======== Records for the task

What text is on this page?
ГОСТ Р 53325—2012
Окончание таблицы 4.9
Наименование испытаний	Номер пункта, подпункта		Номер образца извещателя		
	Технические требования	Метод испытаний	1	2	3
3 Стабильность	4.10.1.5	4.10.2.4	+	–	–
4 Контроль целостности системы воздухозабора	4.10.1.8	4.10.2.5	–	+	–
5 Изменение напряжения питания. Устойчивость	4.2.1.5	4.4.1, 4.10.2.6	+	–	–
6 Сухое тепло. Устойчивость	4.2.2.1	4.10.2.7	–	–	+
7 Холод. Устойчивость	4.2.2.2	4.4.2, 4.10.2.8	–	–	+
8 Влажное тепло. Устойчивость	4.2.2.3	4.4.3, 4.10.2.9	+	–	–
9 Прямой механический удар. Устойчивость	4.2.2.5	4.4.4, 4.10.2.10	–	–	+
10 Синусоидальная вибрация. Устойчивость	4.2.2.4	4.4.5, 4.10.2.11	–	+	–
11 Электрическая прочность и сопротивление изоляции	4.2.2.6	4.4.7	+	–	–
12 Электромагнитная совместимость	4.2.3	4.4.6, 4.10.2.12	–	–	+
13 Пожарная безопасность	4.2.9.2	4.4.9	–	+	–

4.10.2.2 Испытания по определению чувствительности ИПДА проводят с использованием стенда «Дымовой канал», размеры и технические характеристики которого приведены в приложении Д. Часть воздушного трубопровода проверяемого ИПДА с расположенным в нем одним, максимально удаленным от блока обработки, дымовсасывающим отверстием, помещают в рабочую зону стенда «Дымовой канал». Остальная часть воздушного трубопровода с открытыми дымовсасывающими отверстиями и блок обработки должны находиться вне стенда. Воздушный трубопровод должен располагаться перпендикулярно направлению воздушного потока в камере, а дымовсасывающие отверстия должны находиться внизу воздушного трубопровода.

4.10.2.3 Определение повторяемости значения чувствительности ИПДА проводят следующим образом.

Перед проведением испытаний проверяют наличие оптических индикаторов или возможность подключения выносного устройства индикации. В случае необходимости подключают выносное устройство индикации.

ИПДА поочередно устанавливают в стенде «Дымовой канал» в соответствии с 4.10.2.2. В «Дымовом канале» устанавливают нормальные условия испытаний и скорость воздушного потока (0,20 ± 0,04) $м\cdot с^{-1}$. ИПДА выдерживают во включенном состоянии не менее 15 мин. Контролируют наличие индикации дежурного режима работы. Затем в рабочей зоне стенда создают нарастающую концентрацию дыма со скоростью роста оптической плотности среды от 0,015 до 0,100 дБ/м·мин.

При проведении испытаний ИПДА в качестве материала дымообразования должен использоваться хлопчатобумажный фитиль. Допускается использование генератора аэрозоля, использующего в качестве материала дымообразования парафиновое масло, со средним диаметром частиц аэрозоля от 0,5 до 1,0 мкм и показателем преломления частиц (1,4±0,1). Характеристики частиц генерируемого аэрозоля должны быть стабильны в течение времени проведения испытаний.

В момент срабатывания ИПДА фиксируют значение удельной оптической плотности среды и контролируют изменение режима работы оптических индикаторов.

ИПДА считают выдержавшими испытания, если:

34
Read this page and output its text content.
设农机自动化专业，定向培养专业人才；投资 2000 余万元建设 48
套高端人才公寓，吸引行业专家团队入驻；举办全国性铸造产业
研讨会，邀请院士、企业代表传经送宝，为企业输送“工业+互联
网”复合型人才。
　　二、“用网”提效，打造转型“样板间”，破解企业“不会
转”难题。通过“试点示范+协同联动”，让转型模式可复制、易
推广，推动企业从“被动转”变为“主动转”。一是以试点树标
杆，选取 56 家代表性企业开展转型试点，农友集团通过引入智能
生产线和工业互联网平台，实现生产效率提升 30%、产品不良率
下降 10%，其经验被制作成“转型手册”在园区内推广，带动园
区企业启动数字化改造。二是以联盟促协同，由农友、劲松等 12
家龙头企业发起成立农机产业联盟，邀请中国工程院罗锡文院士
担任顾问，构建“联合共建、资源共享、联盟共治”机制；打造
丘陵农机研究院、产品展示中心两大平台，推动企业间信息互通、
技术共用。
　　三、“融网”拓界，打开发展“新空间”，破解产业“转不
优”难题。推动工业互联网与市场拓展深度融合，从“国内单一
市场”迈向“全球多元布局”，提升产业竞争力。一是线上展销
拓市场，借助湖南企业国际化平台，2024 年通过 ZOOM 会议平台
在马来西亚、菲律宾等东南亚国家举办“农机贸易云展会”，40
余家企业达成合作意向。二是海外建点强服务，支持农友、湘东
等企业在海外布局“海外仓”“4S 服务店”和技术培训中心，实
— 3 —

================

Aim: Exactly reproduce the lines beginning with the one that contains "Read this page and output its text content." and ending with the last line of the material, both included. Leave out everything else.

Response to this task:
Read this page and output its text content.
设农机自动化专业，定向培养专业人才；投资 2000 余万元建设 48
套高端人才公寓，吸引行业专家团队入驻；举办全国性铸造产业
研讨会，邀请院士、企业代表传经送宝，为企业输送“工业+互联
网”复合型人才。
　　二、“用网”提效，打造转型“样板间”，破解企业“不会
转”难题。通过“试点示范+协同联动”，让转型模式可复制、易
推广，推动企业从“被动转”变为“主动转”。一是以试点树标
杆，选取 56 家代表性企业开展转型试点，农友集团通过引入智能
生产线和工业互联网平台，实现生产效率提升 30%、产品不良率
下降 10%，其经验被制作成“转型手册”在园区内推广，带动园
区企业启动数字化改造。二是以联盟促协同，由农友、劲松等 12
家龙头企业发起成立农机产业联盟，邀请中国工程院罗锡文院士
担任顾问，构建“联合共建、资源共享、联盟共治”机制；打造
丘陵农机研究院、产品展示中心两大平台，推动企业间信息互通、
技术共用。
　　三、“融网”拓界，打开发展“新空间”，破解产业“转不
优”难题。推动工业互联网与市场拓展深度融合，从“国内单一
市场”迈向“全球多元布局”，提升产业竞争力。一是线上展销
拓市场，借助湖南企业国际化平台，2024 年通过 ZOOM 会议平台
在马来西亚、菲律宾等东南亚国家举办“农机贸易云展会”，40
余家企业达成合作意向。二是海外建点强服务，支持农友、湘东
等企业在海外布局“海外仓”“4S 服务店”和技术培训中心，实
— 3 —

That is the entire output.